> **OBJECTIVE**
Write out the entire listing below exactly, with the pictures left out.

▬▬▬▬▬▬▬▬▬▬

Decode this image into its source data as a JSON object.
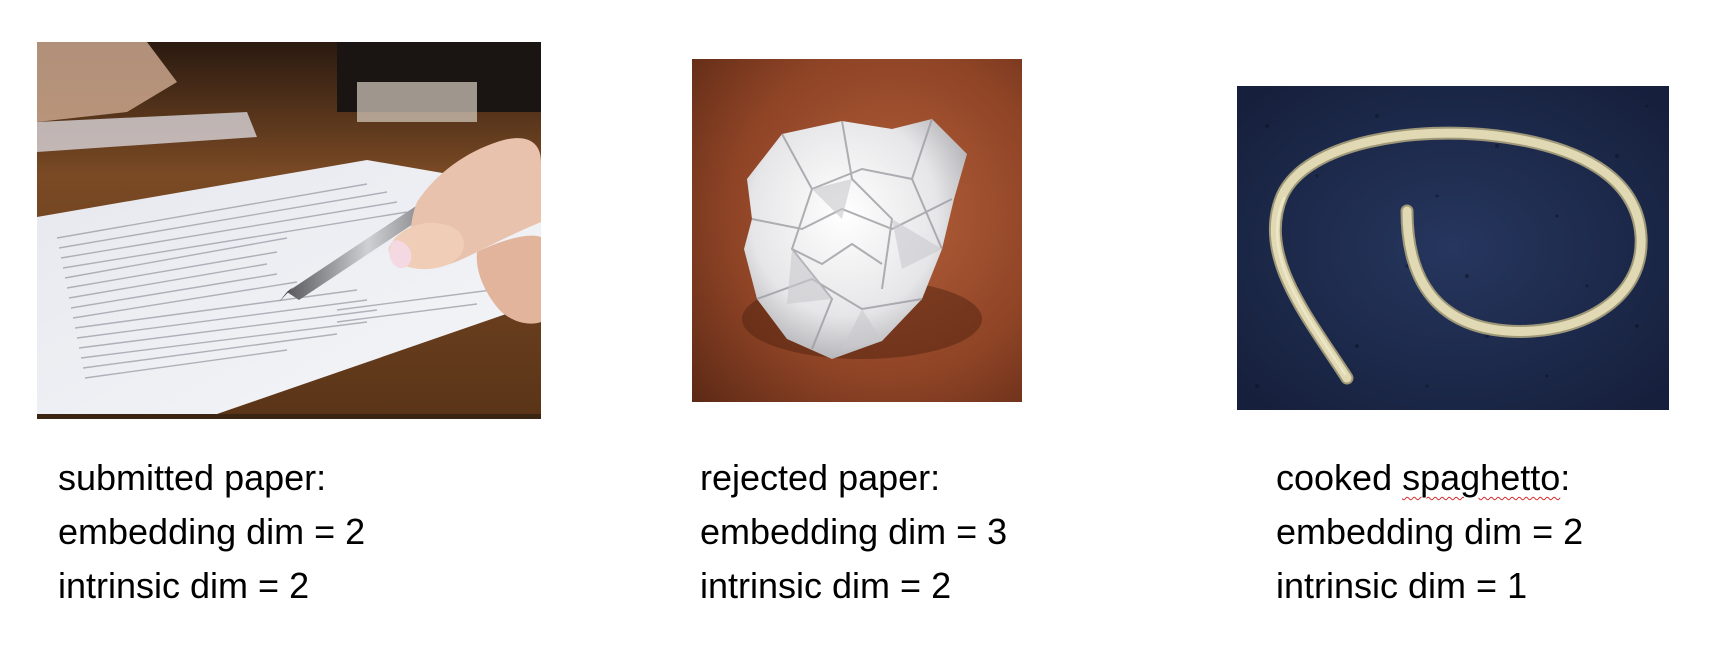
{
  "panels": [
    {
      "image": "submitted-paper-photo",
      "title": "submitted paper:",
      "embedding": "embedding dim = 2",
      "intrinsic": "intrinsic dim = 2"
    },
    {
      "image": "crumpled-paper-photo",
      "title": "rejected paper:",
      "embedding": "embedding dim = 3",
      "intrinsic": "intrinsic dim = 2"
    },
    {
      "image": "spaghetti-strand-photo",
      "title_word": "cooked",
      "title_misspelled": "spaghetto",
      "title_colon": ":",
      "embedding": "embedding dim = 2",
      "intrinsic": "intrinsic dim = 1"
    }
  ],
  "colors": {
    "spellcheck_underline": "#d42a2a",
    "crumpled_background": "#9a4a2a",
    "spaghetti_background": "#1c2a4e",
    "spaghetti_strand": "#d9d2ae",
    "desk_wood": "#5a3418"
  }
}
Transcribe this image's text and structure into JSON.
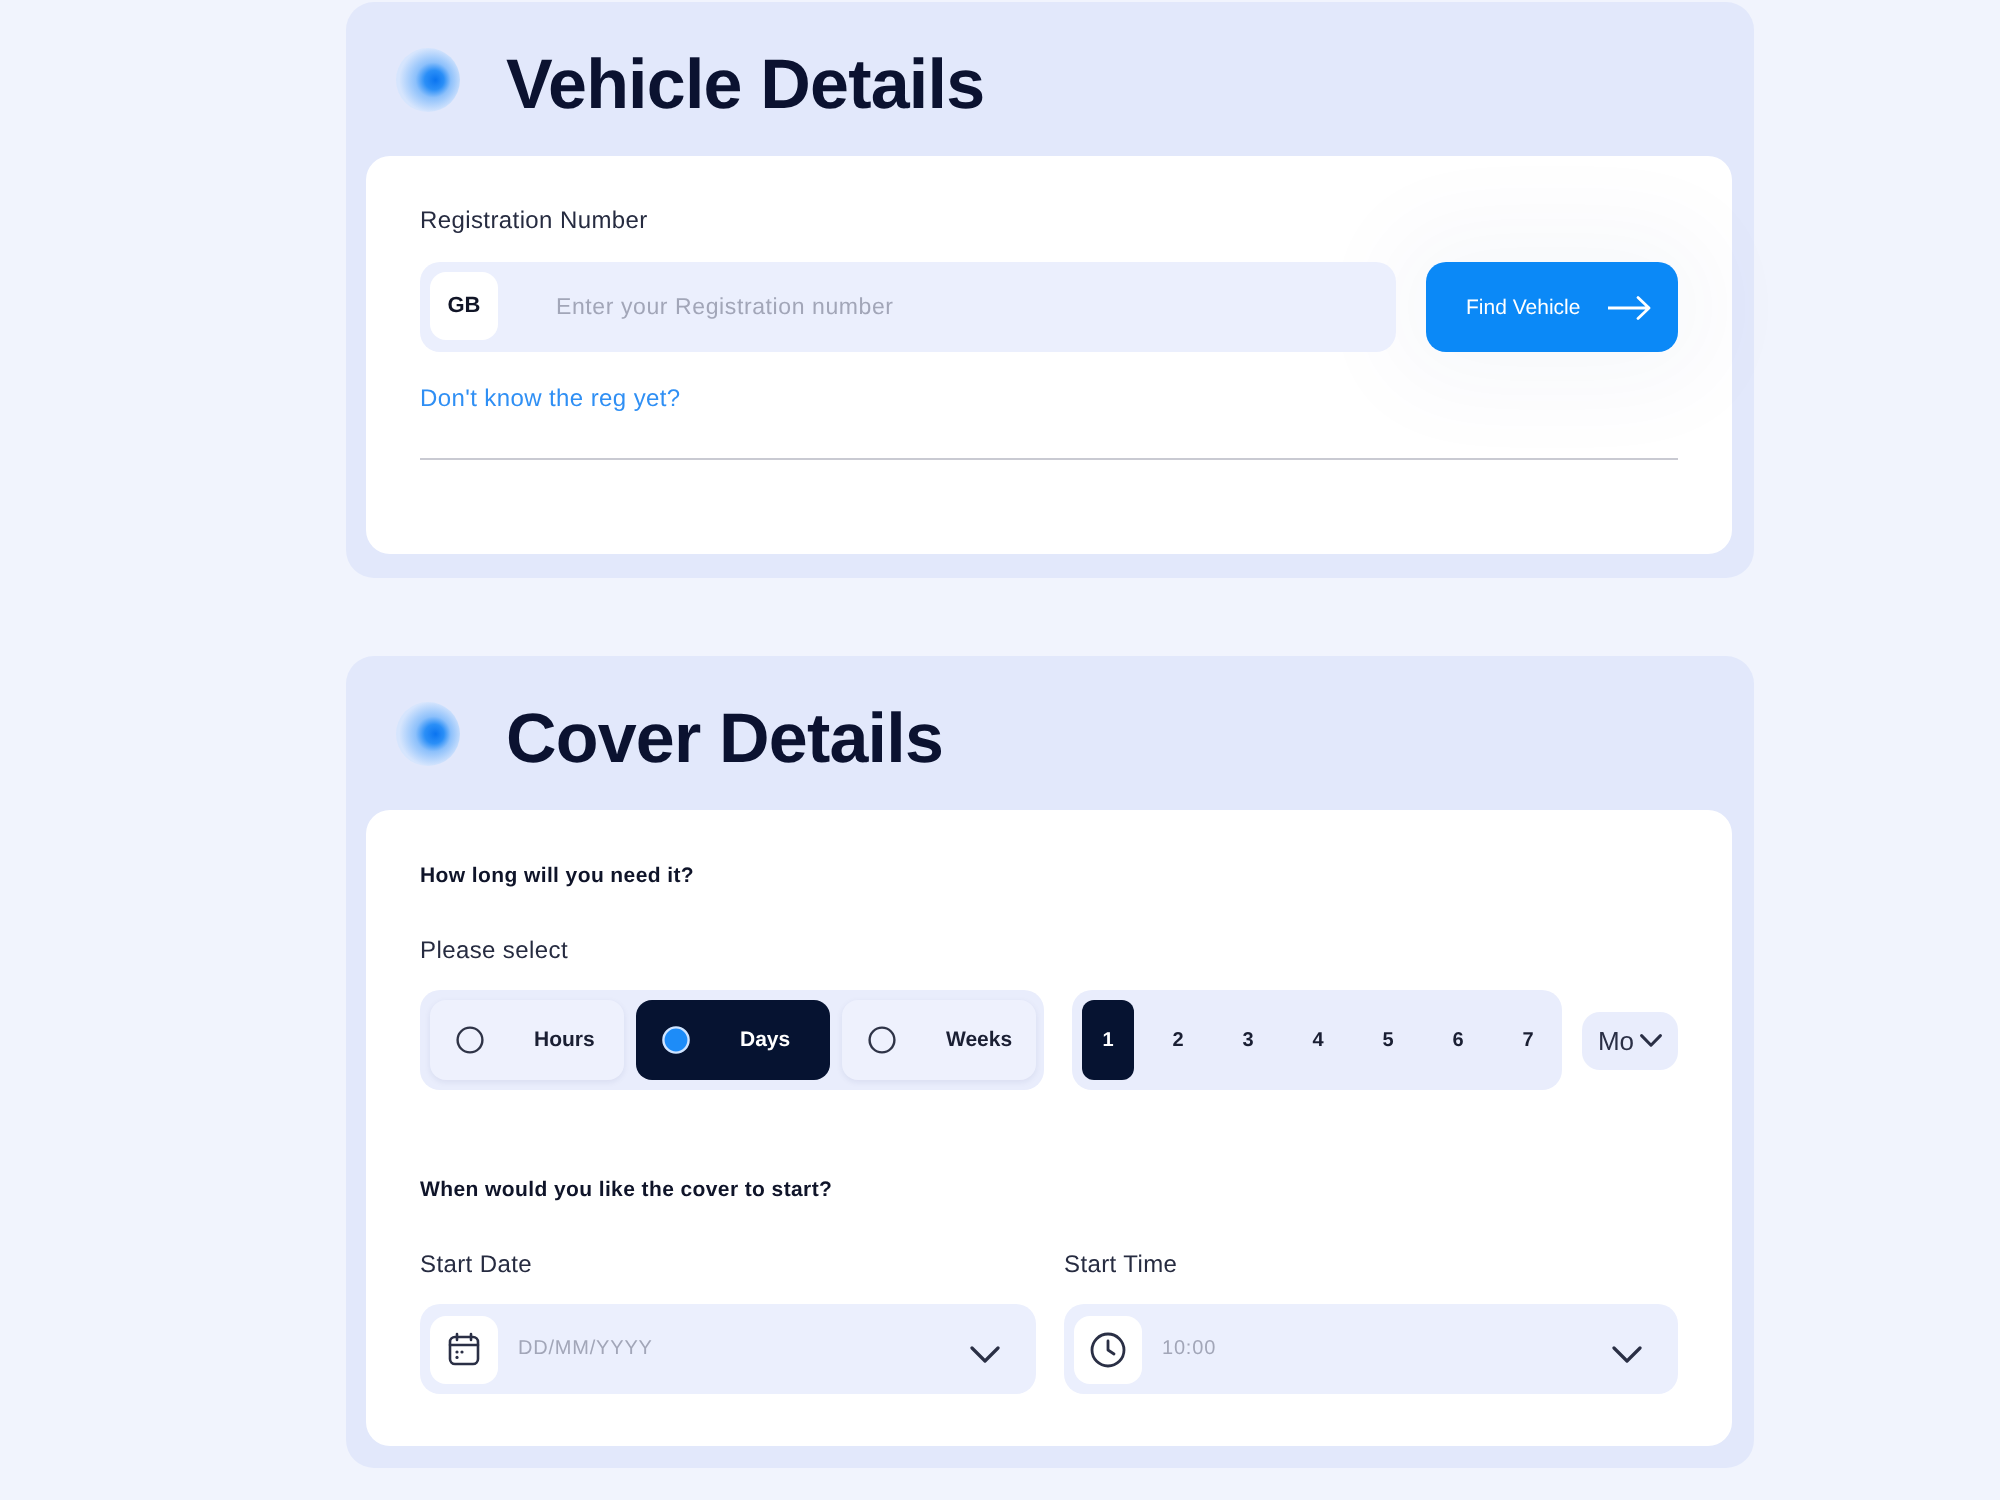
{
  "vehicle_details": {
    "title": "Vehicle Details",
    "registration": {
      "label": "Registration Number",
      "prefix": "GB",
      "placeholder": "Enter your Registration number"
    },
    "find_button": {
      "label": "Find Vehicle"
    },
    "help_link": "Don't know the reg yet?"
  },
  "cover_details": {
    "title": "Cover Details",
    "duration_question": "How long will you need it?",
    "select_label": "Please select",
    "units": [
      {
        "label": "Hours",
        "selected": false
      },
      {
        "label": "Days",
        "selected": true
      },
      {
        "label": "Weeks",
        "selected": false
      }
    ],
    "counts": [
      {
        "label": "1",
        "selected": true
      },
      {
        "label": "2",
        "selected": false
      },
      {
        "label": "3",
        "selected": false
      },
      {
        "label": "4",
        "selected": false
      },
      {
        "label": "5",
        "selected": false
      },
      {
        "label": "6",
        "selected": false
      },
      {
        "label": "7",
        "selected": false
      }
    ],
    "unit_dropdown": {
      "value": "Mo"
    },
    "start_question": "When would you like the cover to start?",
    "start_date": {
      "label": "Start Date",
      "placeholder": "DD/MM/YYYY"
    },
    "start_time": {
      "label": "Start Time",
      "placeholder": "10:00"
    }
  }
}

▬▬▬▬▬▬▬▬▬▬

> **SOLUTION FOR THIS EXERCISE**
Decode this image into its source data as a JSON object.
{
  "panels": [
    {
      "image": "submitted-paper-photo",
      "title": "submitted paper:",
      "embedding": "embedding dim = 2",
      "intrinsic": "intrinsic dim = 2"
    },
    {
      "image": "crumpled-paper-photo",
      "title": "rejected paper:",
      "embedding": "embedding dim = 3",
      "intrinsic": "intrinsic dim = 2"
    },
    {
      "image": "spaghetti-strand-photo",
      "title_word": "cooked",
      "title_misspelled": "spaghetto",
      "title_colon": ":",
      "embedding": "embedding dim = 2",
      "intrinsic": "intrinsic dim = 1"
    }
  ],
  "colors": {
    "spellcheck_underline": "#d42a2a",
    "crumpled_background": "#9a4a2a",
    "spaghetti_background": "#1c2a4e",
    "spaghetti_strand": "#d9d2ae",
    "desk_wood": "#5a3418"
  }
}
Transcribe this image's text and structure into JSON.
{
  "vehicle_details": {
    "title": "Vehicle Details",
    "registration": {
      "label": "Registration Number",
      "prefix": "GB",
      "placeholder": "Enter your Registration number"
    },
    "find_button": {
      "label": "Find Vehicle"
    },
    "help_link": "Don't know the reg yet?"
  },
  "cover_details": {
    "title": "Cover Details",
    "duration_question": "How long will you need it?",
    "select_label": "Please select",
    "units": [
      {
        "label": "Hours",
        "selected": false
      },
      {
        "label": "Days",
        "selected": true
      },
      {
        "label": "Weeks",
        "selected": false
      }
    ],
    "counts": [
      {
        "label": "1",
        "selected": true
      },
      {
        "label": "2",
        "selected": false
      },
      {
        "label": "3",
        "selected": false
      },
      {
        "label": "4",
        "selected": false
      },
      {
        "label": "5",
        "selected": false
      },
      {
        "label": "6",
        "selected": false
      },
      {
        "label": "7",
        "selected": false
      }
    ],
    "unit_dropdown": {
      "value": "Mo"
    },
    "start_question": "When would you like the cover to start?",
    "start_date": {
      "label": "Start Date",
      "placeholder": "DD/MM/YYYY"
    },
    "start_time": {
      "label": "Start Time",
      "placeholder": "10:00"
    }
  }
}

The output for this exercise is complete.